### Material supplied
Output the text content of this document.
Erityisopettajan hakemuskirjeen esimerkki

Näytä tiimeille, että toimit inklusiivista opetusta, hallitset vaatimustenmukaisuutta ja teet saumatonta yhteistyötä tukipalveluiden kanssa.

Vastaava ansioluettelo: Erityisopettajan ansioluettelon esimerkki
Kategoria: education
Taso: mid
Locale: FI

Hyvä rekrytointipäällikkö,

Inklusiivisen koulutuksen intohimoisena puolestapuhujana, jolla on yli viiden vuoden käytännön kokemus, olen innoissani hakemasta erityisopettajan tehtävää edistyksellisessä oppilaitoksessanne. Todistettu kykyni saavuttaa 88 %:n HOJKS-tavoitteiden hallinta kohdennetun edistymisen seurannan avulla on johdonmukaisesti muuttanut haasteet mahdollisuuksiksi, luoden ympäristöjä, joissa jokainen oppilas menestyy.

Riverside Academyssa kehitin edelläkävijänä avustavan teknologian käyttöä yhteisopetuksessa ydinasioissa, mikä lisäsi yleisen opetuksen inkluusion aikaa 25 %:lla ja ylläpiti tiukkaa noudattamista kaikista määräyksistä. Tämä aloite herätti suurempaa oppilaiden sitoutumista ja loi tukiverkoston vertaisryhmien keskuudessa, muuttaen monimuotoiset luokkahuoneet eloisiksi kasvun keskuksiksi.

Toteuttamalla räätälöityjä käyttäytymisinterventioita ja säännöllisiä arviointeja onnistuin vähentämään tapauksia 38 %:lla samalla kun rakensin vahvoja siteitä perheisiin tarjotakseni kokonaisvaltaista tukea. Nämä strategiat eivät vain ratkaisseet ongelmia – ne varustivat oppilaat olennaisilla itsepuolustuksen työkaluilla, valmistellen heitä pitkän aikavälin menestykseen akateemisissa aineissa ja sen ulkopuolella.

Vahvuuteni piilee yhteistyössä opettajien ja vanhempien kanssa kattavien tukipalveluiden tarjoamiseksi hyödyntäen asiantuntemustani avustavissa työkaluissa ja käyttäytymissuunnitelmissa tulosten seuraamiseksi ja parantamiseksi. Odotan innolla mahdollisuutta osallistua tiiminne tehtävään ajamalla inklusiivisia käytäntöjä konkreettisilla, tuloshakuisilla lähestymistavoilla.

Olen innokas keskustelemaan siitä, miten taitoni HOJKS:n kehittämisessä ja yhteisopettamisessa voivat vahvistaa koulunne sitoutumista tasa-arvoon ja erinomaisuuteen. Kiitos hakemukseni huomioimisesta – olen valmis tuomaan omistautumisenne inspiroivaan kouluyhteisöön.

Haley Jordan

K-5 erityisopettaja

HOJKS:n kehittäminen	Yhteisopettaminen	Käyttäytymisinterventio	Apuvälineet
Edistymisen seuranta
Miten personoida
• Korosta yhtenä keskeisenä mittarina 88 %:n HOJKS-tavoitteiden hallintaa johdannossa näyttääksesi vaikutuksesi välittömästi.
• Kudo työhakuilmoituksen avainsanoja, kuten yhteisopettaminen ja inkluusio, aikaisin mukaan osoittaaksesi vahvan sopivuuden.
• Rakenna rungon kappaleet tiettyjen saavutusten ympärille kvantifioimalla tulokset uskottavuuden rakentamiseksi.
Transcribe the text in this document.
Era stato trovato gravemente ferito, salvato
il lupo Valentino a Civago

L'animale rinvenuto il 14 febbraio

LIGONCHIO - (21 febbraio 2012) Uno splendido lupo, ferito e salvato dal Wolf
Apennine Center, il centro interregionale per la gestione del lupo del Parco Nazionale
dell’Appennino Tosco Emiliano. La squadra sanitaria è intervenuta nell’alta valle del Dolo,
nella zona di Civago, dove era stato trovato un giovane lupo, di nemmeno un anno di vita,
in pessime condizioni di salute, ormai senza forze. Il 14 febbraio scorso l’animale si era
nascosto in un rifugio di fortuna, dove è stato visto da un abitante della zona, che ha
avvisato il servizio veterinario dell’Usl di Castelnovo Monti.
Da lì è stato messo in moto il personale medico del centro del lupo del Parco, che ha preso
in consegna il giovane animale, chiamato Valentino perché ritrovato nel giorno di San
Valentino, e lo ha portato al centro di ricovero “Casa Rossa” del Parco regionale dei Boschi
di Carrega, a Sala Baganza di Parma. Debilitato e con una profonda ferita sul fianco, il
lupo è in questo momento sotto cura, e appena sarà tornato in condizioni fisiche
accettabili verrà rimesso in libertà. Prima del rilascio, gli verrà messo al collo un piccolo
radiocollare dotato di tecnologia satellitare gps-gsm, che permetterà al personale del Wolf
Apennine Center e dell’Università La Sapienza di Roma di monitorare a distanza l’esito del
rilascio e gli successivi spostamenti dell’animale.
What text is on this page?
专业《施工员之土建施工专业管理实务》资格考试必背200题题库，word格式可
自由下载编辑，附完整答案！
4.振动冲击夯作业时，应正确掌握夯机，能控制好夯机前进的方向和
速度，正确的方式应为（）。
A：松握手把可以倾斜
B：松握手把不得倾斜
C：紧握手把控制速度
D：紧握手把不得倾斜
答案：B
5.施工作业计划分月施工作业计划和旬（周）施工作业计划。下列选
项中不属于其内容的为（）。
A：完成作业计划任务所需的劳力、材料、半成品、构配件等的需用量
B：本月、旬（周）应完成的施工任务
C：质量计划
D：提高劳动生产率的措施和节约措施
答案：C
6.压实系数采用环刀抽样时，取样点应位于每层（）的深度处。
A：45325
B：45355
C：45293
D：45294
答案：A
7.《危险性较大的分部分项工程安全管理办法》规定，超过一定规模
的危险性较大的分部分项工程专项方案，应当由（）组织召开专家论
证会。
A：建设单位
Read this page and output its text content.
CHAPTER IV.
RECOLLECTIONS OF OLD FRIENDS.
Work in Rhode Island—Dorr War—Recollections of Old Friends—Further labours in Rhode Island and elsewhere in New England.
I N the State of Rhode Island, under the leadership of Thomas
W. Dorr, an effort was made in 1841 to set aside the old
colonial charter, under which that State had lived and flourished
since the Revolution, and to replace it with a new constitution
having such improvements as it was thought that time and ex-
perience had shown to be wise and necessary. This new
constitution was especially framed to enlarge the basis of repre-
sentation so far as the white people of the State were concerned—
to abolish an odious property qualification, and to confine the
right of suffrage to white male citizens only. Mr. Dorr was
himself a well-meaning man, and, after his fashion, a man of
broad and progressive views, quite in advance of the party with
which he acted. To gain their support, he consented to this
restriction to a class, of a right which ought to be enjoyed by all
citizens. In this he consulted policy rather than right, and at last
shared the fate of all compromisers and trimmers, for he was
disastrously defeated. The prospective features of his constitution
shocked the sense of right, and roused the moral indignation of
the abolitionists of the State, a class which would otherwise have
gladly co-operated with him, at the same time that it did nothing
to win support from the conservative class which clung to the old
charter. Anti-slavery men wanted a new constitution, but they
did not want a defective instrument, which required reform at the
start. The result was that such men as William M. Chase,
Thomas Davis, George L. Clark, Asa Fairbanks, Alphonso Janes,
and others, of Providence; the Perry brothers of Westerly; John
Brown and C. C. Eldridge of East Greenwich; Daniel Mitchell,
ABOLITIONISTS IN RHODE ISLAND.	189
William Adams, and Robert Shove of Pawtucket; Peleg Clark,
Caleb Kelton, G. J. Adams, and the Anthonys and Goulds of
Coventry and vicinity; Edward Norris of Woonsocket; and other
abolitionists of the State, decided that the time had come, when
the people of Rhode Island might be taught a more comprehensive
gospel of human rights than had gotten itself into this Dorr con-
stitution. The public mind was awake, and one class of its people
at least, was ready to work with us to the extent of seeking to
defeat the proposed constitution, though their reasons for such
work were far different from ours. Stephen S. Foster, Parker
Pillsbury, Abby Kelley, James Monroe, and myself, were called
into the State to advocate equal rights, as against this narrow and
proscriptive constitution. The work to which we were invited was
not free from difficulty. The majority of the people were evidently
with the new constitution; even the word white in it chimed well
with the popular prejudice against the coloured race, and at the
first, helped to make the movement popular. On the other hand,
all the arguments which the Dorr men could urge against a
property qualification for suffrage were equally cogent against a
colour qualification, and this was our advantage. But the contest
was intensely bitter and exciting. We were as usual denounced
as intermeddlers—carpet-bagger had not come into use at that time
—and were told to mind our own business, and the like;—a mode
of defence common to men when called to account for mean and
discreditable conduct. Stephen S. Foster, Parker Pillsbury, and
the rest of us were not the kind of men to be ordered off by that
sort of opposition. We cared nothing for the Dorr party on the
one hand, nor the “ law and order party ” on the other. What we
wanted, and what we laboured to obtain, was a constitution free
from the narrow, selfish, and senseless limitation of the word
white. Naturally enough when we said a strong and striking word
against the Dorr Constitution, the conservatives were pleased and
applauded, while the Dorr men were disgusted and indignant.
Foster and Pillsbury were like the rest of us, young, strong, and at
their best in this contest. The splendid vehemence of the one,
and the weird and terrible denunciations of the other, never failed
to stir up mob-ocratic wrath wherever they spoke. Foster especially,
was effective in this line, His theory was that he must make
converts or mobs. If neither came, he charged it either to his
######
- _Written task_:
Find the lines containing "like" and list every one of them.

- _Finished answer_:
—and were told to mind our own business, and the like;—a mode
Foster and Pillsbury were like the rest of us, young, strong, and at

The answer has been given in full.